[Set exercise]: Make an exact copy of the lines below.

[Input rows]:
------
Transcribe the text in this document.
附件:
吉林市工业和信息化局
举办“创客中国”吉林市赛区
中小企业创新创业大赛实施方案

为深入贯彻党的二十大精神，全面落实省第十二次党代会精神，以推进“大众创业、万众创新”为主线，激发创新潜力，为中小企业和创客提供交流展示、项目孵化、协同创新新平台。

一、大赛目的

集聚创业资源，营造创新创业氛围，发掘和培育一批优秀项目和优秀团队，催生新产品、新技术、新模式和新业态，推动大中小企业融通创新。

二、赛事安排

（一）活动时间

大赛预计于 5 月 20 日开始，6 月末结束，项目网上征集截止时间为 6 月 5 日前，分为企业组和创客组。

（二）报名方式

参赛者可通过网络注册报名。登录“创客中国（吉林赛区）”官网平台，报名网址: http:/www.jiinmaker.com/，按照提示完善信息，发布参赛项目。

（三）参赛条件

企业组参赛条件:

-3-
------
[Reply]:
Transcribe the text in this document.
附件:
吉林市工业和信息化局
举办“创客中国”吉林市赛区
中小企业创新创业大赛实施方案

为深入贯彻党的二十大精神，全面落实省第十二次党代会精神，以推进“大众创业、万众创新”为主线，激发创新潜力，为中小企业和创客提供交流展示、项目孵化、协同创新新平台。

一、大赛目的

集聚创业资源，营造创新创业氛围，发掘和培育一批优秀项目和优秀团队，催生新产品、新技术、新模式和新业态，推动大中小企业融通创新。

二、赛事安排

（一）活动时间

大赛预计于 5 月 20 日开始，6 月末结束，项目网上征集截止时间为 6 月 5 日前，分为企业组和创客组。

（二）报名方式

参赛者可通过网络注册报名。登录“创客中国（吉林赛区）”官网平台，报名网址: http:/www.jiinmaker.com/，按照提示完善信息，发布参赛项目。

（三）参赛条件

企业组参赛条件:

-3-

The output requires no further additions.